(SHORT TASK) Pull every line of the entries that has the word "this".
Start RECORD EXCERPTS
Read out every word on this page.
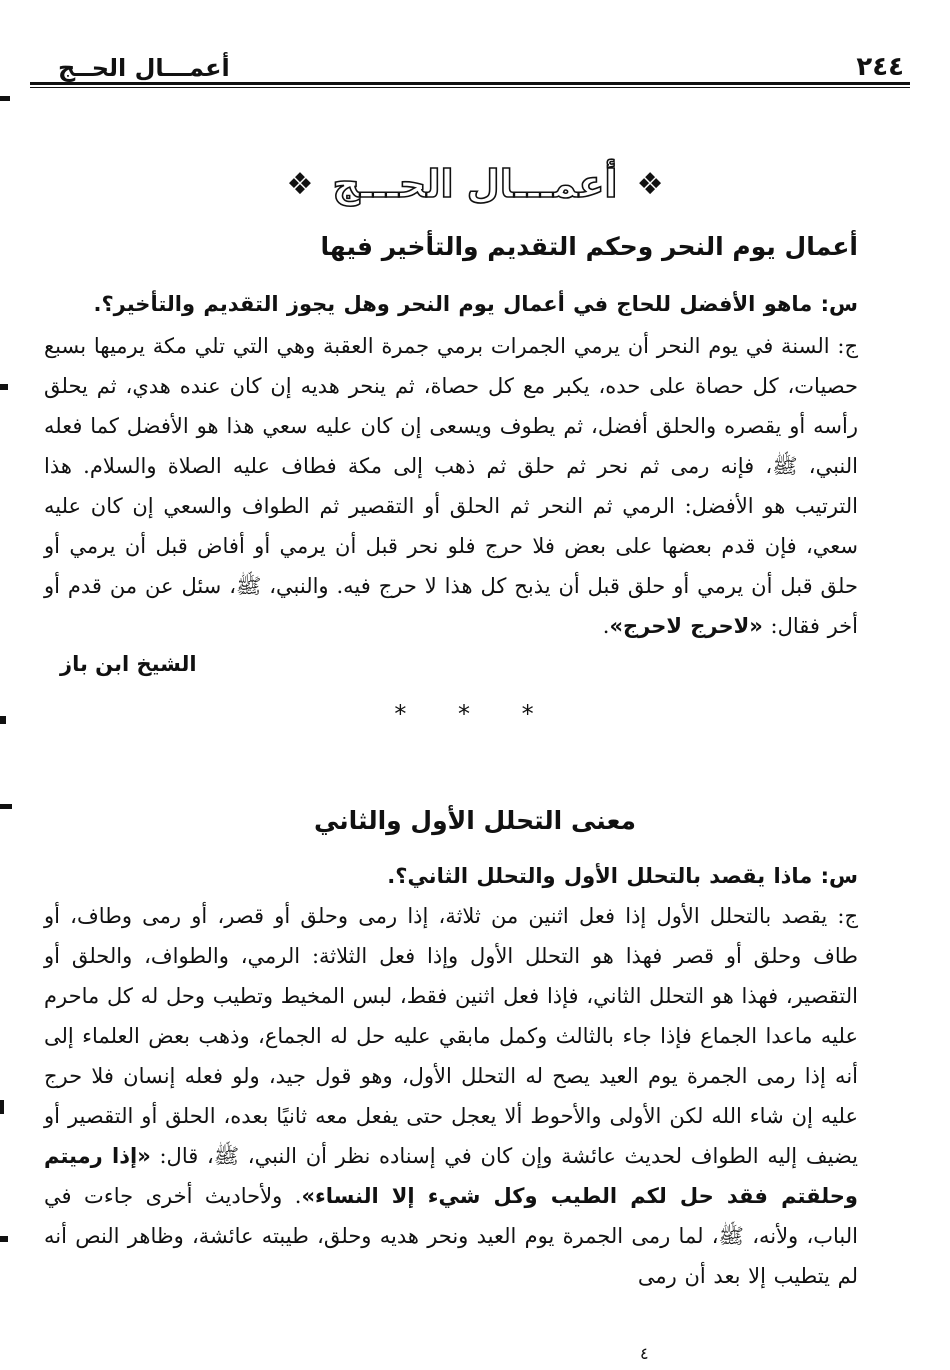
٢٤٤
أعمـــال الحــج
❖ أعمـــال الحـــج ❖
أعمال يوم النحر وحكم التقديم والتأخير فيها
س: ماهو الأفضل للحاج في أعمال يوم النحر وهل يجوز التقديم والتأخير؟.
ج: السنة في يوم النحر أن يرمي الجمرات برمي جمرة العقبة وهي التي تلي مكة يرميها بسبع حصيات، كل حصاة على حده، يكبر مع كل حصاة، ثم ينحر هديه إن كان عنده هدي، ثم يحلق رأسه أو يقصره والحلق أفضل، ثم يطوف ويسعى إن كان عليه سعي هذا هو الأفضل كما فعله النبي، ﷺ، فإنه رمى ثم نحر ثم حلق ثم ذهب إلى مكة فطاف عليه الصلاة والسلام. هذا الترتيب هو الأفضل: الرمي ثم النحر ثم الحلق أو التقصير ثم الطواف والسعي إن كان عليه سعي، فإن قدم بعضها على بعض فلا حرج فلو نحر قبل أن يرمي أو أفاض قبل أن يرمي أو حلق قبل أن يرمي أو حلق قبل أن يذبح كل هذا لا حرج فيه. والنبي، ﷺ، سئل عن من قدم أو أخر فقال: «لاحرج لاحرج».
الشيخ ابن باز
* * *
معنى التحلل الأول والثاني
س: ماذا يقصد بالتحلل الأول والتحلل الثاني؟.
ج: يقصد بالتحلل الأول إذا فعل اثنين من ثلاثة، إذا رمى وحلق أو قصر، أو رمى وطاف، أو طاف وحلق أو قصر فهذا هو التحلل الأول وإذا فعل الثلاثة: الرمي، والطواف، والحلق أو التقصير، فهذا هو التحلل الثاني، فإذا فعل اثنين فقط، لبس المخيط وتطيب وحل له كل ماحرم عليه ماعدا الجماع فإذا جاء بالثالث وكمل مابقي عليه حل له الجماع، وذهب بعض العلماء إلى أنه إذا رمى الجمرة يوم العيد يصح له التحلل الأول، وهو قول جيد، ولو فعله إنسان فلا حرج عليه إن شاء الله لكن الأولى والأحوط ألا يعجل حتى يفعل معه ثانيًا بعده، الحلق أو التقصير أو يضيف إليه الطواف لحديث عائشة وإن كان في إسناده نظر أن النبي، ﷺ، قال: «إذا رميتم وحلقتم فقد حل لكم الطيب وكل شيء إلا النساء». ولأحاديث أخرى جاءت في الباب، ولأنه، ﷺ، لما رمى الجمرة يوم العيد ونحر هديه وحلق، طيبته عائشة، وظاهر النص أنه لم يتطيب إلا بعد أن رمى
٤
End RECORD EXCERPTS
Start RECORD EXCERPTS
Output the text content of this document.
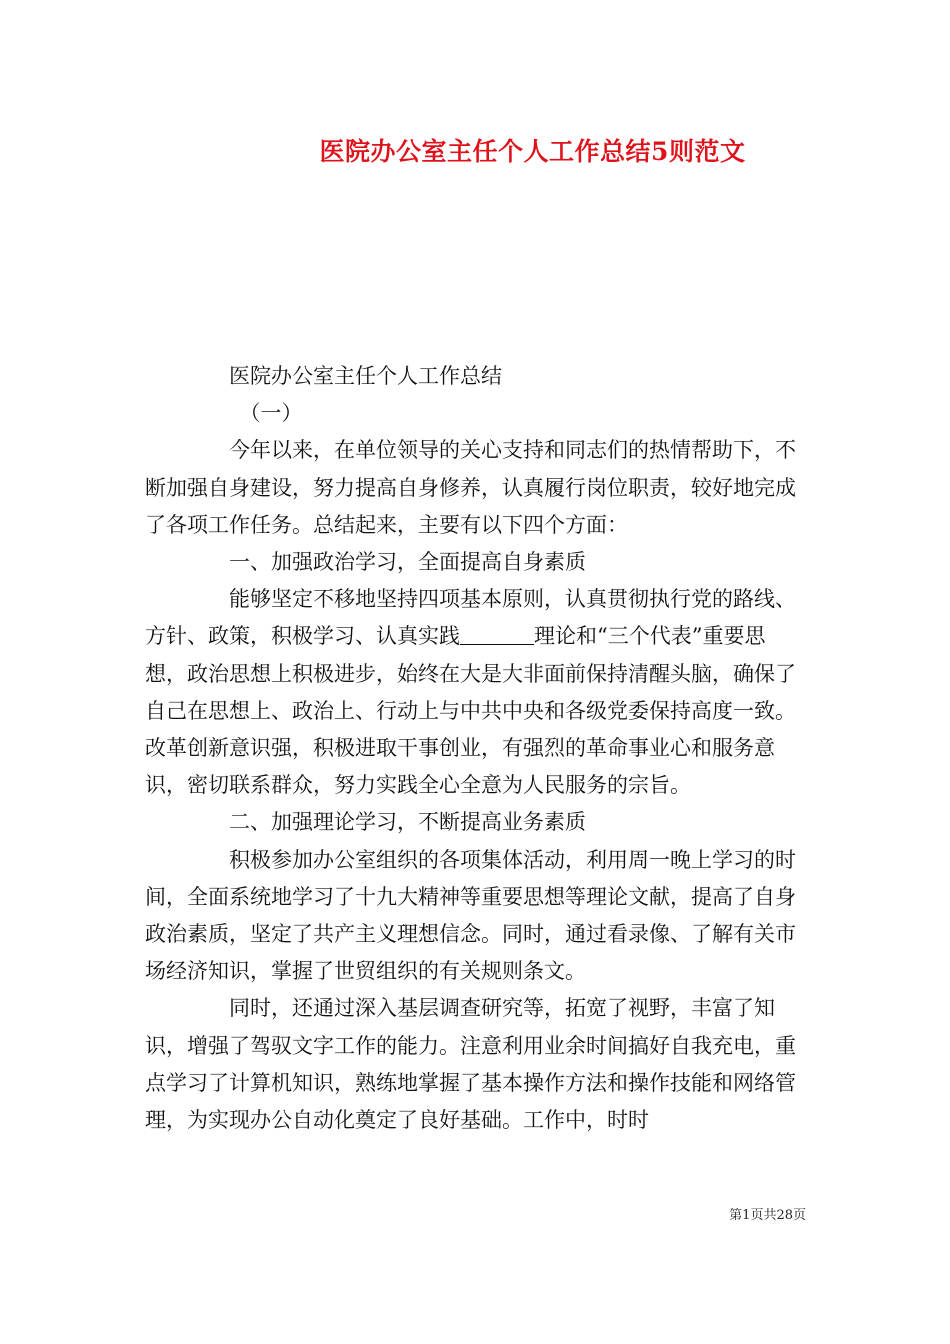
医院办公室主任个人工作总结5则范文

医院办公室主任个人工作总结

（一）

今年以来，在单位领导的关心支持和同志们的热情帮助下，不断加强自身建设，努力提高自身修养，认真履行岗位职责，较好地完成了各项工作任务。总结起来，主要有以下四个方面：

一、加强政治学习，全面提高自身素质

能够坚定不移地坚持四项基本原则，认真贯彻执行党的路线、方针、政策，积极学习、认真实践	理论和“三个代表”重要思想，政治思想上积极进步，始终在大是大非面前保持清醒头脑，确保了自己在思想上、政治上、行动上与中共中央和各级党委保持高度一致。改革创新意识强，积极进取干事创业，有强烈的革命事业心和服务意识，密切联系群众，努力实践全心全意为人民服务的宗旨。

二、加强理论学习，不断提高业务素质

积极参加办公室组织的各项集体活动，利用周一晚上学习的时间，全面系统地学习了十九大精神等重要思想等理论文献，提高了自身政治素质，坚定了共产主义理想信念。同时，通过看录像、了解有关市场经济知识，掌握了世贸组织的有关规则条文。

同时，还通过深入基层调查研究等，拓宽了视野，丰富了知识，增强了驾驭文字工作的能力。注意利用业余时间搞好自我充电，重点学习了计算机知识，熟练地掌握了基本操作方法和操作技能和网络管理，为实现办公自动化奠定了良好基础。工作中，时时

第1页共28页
End RECORD EXCERPTS
(THE COMPLETED TASK)
Read out every word on this page.
Output the text content of this document.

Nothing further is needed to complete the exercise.